What the task asks - Check each line of the records below and collect those holding "sector".

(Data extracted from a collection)
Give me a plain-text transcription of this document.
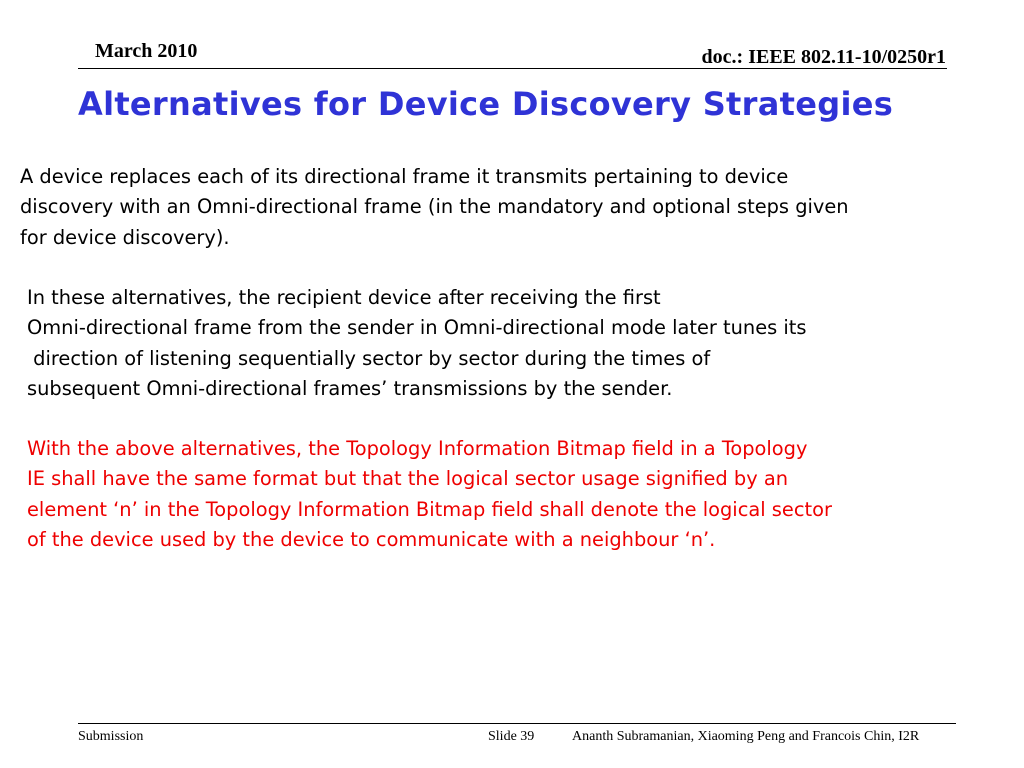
March 2010	doc.: IEEE 802.11-10/0250r1
Alternatives for Device Discovery Strategies
A device replaces each of its directional frame it transmits pertaining to device
discovery with an Omni-directional frame (in the mandatory and optional steps given
for device discovery).
In these alternatives, the recipient device after receiving the first
Omni-directional frame from the sender in Omni-directional mode later tunes its
direction of listening sequentially sector by sector during the times of
subsequent Omni-directional frames’ transmissions by the sender.
With the above alternatives, the Topology Information Bitmap field in a Topology
IE shall have the same format but that the logical sector usage signified by an
element ‘n’ in the Topology Information Bitmap field shall denote the logical sector
of the device used by the device to communicate with a neighbour ‘n’.
Submission	Slide 39	Ananth Subramanian, Xiaoming Peng and Francois Chin, I2R
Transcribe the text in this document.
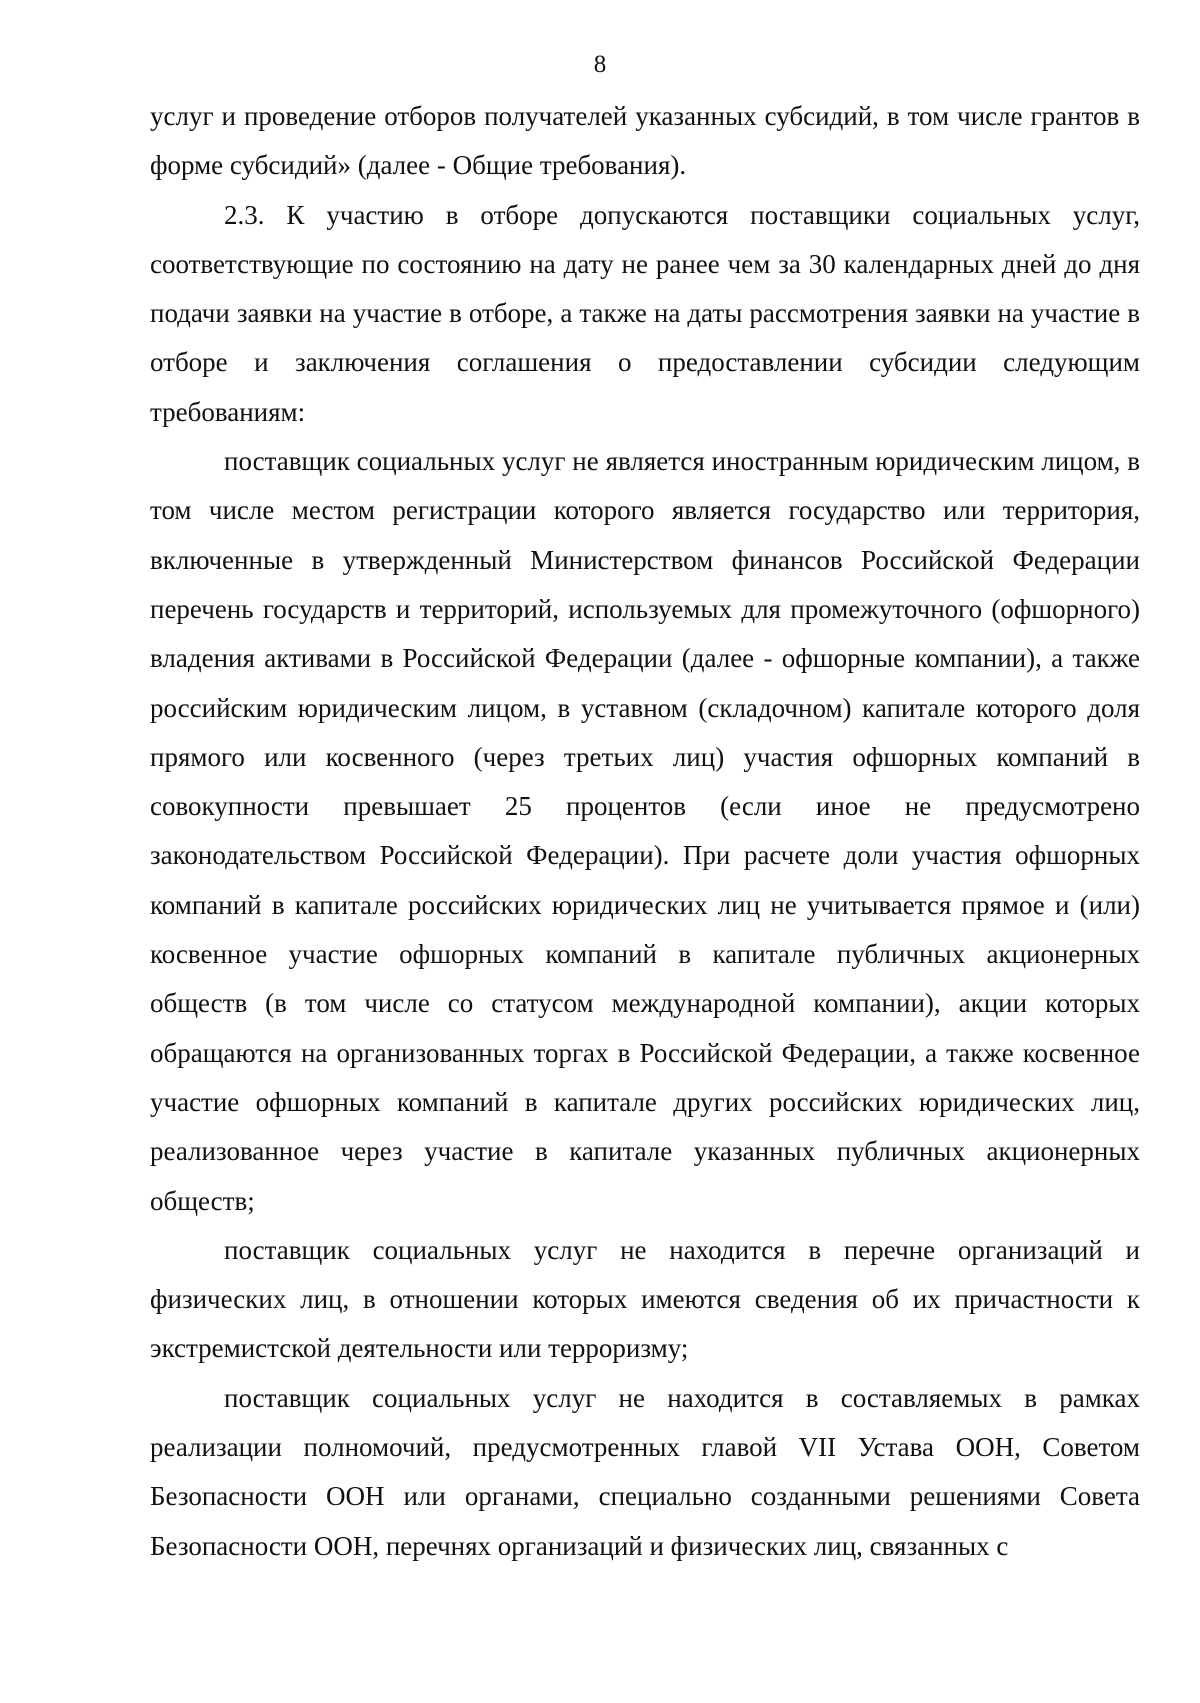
8

услуг и проведение отборов получателей указанных субсидий, в том числе грантов в форме субсидий» (далее - Общие требования).

2.3. К участию в отборе допускаются поставщики социальных услуг, соответствующие по состоянию на дату не ранее чем за 30 календарных дней до дня подачи заявки на участие в отборе, а также на даты рассмотрения заявки на участие в отборе и заключения соглашения о предоставлении субсидии следующим требованиям:

поставщик социальных услуг не является иностранным юридическим лицом, в том числе местом регистрации которого является государство или территория, включенные в утвержденный Министерством финансов Российской Федерации перечень государств и территорий, используемых для промежуточного (офшорного) владения активами в Российской Федерации (далее - офшорные компании), а также российским юридическим лицом, в уставном (складочном) капитале которого доля прямого или косвенного (через третьих лиц) участия офшорных компаний в совокупности превышает 25 процентов (если иное не предусмотрено законодательством Российской Федерации). При расчете доли участия офшорных компаний в капитале российских юридических лиц не учитывается прямое и (или) косвенное участие офшорных компаний в капитале публичных акционерных обществ (в том числе со статусом международной компании), акции которых обращаются на организованных торгах в Российской Федерации, а также косвенное участие офшорных компаний в капитале других российских юридических лиц, реализованное через участие в капитале указанных публичных акционерных обществ;

поставщик социальных услуг не находится в перечне организаций и физических лиц, в отношении которых имеются сведения об их причастности к экстремистской деятельности или терроризму;

поставщик социальных услуг не находится в составляемых в рамках реализации полномочий, предусмотренных главой VII Устава ООН, Советом Безопасности ООН или органами, специально созданными решениями Совета Безопасности ООН, перечнях организаций и физических лиц, связанных с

Task solution -
direction of listening sequentially sector by sector during the times of
IE shall have the same format but that the logical sector usage signified by an
element ‘n’ in the Topology Information Bitmap field shall denote the logical sector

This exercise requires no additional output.